---------- Extract provided

In this example, a single MultiscaleImage image named “tissue” exists.

Python

tissue_image = scene.img["tissue"]
tissue_image

<MultiscaleImage 'tiledb://TileDB-Inc/bec86aa9-08a7-4a34-9887-8e7e2a117845' (open for 'r')>

This object has a pyramid of images at different resolutions, which supports efficient loading of each zoom level.

The coordinate_space property of the MultiscaleImage has the pixel coordinate space of the image.

Python

tissue_image.coordinate_space

CoordinateSpace(axes=(Axis(name='x', unit='pixels'), Axis(name='y', unit='pixels')))

Use the level_count property to see the number of levels in the MultiscaleImage.

Python

tissue_image.level_count

2

Examine the metadata for each image resolution level in the tissue collection.

Python

tissue_image.levels()

{'hires': ('tiledb://TileDB-Inc/2d8e4e5c-83ee-4b8f-aedf-7dde1988490f',
  (2000, 1692, 3)),
 'lowres': ('tiledb://TileDB-Inc/6c0db493-6a7f-4078-ad28-ed11b87cd572',
  (600, 508, 3))}

Each image is a DenseNDArray with dimensions corresponding to the image’s width, height, and color channels (RGB).

Python

tissue_image["hires"].schema

soma_dim_0: int64 not null
soma_dim_1: int64 not null
soma_dim_2: int64 not null
soma_data: uint8 not null

You can use the DenseNDArray’s read method to load the image data. This next snippet shows how to load the low-resolution image data and store the results as a NumPy array with shape (height, width, channels).

Python

im = tissue_image["lowres"].read().to_numpy()
im.shape

(600, 508, 3)

Now, visualize the low-resolution image with matplotlib.

Python

fig, ax = plt.subplots()
ax.imshow(im, cmap="gray")
plt.show()

Spatial Dataframe

The obsl collection has a PointCloudDataFrame called loc, which holds the spatial coordinates for each spot in the experiment.

Python

scene.obsl["loc"]

<PointCloudDataFrame 'tiledb://TileDB-Inc/fadabf5c-2bf1-4d0b-a6b2-e124f89f3461' (open for 'r')>

Just like with the MultiscaleImage, you can access the coordinate_space property of the PointCloudDataFrame to see the coordinate space of the point cloud.

Python

scene.obsl["loc"].coordinate_space

CoordinateSpace(axes=(Axis(name='x', unit='pixels'), Axis(name='y', unit='pixels')))

--------------------
---------- Dataset entries

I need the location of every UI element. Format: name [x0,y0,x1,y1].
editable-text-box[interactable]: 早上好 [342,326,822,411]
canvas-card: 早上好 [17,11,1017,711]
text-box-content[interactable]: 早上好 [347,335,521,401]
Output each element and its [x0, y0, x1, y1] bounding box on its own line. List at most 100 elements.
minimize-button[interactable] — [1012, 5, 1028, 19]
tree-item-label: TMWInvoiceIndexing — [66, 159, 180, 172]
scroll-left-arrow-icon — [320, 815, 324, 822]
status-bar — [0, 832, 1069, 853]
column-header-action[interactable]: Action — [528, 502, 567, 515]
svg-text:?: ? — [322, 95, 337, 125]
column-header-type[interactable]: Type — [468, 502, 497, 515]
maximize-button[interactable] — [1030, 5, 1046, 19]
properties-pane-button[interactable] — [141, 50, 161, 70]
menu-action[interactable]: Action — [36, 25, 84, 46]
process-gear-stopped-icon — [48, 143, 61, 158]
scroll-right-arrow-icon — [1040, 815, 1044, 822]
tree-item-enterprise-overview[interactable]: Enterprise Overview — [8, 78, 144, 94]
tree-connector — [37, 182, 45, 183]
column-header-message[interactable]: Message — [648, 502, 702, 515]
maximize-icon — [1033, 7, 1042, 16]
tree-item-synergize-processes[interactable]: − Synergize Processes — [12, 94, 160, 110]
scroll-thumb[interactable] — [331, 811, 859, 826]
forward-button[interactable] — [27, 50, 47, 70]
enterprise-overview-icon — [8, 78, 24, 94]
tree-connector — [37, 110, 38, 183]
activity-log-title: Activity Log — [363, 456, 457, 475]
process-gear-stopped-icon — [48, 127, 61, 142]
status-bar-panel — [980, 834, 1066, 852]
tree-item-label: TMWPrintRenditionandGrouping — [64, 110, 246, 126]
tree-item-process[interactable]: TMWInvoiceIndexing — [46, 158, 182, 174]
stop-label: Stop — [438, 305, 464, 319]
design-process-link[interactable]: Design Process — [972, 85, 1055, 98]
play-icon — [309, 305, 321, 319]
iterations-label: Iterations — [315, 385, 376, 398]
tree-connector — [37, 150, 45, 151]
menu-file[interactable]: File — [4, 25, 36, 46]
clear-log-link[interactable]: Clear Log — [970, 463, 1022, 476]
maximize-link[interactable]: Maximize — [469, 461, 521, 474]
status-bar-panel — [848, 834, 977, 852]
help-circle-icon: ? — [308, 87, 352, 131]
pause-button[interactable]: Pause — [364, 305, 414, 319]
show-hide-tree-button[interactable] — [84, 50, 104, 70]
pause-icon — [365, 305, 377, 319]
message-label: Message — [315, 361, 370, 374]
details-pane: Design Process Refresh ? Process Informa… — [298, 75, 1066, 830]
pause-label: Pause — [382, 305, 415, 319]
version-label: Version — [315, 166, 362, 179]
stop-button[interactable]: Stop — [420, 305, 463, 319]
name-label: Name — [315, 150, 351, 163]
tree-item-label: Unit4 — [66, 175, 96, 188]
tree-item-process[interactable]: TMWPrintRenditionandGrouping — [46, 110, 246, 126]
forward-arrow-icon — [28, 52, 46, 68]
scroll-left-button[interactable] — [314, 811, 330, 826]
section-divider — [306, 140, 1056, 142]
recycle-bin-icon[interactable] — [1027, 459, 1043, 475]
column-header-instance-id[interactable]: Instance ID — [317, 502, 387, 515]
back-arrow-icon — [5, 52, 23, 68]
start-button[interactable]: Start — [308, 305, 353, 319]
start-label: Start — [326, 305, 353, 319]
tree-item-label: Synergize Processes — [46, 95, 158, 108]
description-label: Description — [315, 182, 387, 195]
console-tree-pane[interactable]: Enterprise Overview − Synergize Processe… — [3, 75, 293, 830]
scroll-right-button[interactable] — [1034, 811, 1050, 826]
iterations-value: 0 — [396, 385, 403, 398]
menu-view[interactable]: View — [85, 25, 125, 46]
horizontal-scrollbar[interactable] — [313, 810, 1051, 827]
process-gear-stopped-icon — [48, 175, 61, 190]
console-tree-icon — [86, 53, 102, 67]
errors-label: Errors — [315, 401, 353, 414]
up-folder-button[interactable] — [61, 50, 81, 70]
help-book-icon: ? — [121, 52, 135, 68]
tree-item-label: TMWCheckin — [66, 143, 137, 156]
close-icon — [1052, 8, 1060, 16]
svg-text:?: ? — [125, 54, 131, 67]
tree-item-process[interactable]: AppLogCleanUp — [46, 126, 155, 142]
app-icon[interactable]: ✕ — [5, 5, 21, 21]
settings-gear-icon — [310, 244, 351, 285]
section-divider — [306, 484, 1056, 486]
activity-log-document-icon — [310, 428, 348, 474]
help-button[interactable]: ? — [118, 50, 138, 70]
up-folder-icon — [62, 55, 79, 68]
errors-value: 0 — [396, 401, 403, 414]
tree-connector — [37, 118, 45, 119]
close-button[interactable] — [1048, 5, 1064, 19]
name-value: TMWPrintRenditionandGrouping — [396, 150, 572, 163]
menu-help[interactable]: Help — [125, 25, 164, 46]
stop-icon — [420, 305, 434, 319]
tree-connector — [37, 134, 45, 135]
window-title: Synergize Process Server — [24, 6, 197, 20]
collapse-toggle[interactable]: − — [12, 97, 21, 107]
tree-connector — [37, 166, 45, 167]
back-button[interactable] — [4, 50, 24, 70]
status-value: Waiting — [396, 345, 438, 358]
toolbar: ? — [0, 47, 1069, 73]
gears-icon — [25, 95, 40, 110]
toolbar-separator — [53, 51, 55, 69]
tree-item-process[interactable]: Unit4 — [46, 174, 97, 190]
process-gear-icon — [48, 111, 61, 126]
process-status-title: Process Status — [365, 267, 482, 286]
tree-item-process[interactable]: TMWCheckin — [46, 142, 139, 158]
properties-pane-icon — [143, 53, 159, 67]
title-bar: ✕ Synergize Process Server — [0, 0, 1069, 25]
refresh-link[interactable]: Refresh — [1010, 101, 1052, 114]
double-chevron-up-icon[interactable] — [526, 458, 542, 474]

--------------------

Problems to work on:
• A. Retype the spatial data extract from "In this example, a" up to and including "each zoom level.".
• B. Answer these questions using the spatial data extract:
(i) What number does the level_count property return for the tissue image?
(ii) What is the name of the PointCloudDataFrame in the obsl collection?
(iii) What data type does the hires schema list for soma_data?
The data items have no connection to the spatial data extract.

Set of answers:
• A.
In this example, a single MultiscaleImage image named “tissue” exists.

Python

tissue_image = scene.img["tissue"]
tissue_image

<MultiscaleImage 'tiledb://TileDB-Inc/bec86aa9-08a7-4a34-9887-8e7e2a117845' (open for 'r')>

This object has a pyramid of images at different resolutions, which supports efficient loading of each zoom level.

• B.
(i) 2
(ii) loc
(iii) uint8